- What you have to do
Look for "farmaci" in each line of the entries, and return the matching lines.

>> START

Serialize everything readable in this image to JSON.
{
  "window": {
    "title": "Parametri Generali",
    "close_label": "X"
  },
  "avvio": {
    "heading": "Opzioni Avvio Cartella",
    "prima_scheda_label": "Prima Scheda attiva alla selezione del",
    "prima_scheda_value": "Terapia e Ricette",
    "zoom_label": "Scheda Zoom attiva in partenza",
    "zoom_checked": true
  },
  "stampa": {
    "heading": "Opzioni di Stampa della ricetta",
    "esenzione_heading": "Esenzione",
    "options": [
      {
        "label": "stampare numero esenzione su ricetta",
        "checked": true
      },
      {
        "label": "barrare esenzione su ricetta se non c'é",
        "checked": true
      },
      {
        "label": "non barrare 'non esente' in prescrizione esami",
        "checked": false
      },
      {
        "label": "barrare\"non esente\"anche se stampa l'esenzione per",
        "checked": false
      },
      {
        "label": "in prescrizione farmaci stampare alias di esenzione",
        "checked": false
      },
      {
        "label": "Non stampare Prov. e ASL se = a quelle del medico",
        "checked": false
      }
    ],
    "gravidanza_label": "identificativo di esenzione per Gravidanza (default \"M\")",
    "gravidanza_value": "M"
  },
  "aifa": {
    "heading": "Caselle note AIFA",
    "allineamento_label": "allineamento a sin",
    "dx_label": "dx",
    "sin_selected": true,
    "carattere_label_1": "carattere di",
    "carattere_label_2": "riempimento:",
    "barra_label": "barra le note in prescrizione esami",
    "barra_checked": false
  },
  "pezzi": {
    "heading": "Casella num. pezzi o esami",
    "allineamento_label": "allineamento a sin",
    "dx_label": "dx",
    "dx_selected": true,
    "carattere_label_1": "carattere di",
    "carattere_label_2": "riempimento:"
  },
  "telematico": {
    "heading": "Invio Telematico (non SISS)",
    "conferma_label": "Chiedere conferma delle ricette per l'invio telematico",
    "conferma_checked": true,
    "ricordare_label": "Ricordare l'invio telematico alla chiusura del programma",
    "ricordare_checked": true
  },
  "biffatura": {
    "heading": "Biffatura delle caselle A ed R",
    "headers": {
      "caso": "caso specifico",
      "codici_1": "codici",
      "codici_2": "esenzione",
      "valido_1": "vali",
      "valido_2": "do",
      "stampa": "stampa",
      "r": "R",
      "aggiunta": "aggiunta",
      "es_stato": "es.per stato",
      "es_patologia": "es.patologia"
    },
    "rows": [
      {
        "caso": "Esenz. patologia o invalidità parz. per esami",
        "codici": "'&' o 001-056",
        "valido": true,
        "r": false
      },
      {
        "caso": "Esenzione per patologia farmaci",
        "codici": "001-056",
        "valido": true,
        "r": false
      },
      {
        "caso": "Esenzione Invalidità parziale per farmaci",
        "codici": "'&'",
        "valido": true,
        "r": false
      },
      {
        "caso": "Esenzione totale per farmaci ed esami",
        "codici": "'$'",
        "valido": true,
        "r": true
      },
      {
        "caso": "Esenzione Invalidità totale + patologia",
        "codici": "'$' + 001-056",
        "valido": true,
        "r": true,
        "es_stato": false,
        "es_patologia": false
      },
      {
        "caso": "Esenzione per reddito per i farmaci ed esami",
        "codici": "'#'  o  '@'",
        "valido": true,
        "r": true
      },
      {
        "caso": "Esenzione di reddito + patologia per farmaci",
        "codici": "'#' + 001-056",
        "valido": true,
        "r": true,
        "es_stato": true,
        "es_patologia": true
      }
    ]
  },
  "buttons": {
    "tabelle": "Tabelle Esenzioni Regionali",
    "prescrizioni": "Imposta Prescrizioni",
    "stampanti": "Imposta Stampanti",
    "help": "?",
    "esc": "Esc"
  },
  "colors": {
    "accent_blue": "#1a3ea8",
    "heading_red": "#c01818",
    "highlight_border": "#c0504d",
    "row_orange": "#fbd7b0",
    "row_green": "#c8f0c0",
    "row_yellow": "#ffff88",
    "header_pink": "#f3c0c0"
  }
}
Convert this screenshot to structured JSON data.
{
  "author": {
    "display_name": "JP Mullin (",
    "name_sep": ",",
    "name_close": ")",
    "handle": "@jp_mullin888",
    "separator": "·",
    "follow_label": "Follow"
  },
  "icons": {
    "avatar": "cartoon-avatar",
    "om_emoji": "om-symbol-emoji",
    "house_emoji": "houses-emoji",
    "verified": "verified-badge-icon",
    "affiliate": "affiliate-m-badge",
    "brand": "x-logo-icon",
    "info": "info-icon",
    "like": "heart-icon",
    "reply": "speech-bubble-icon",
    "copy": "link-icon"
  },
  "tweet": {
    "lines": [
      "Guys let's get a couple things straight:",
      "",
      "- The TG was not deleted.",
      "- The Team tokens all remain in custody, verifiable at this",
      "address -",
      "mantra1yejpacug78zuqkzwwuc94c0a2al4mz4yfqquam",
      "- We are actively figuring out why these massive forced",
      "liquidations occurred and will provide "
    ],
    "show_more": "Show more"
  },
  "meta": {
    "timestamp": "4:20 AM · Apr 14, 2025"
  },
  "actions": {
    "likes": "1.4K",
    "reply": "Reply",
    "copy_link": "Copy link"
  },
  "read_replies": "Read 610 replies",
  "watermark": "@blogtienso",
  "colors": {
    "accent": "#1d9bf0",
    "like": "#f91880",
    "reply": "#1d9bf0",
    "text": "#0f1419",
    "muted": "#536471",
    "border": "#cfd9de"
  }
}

>> END

- Response to the exercise
        "label": "in prescrizione farmaci stampare alias di esenzione",
        "caso": "Esenzione per patologia farmaci",
        "caso": "Esenzione Invalidità parziale per farmaci",
        "caso": "Esenzione totale per farmaci ed esami",
        "caso": "Esenzione per reddito per i farmaci ed esami",
        "caso": "Esenzione di reddito + patologia per farmaci",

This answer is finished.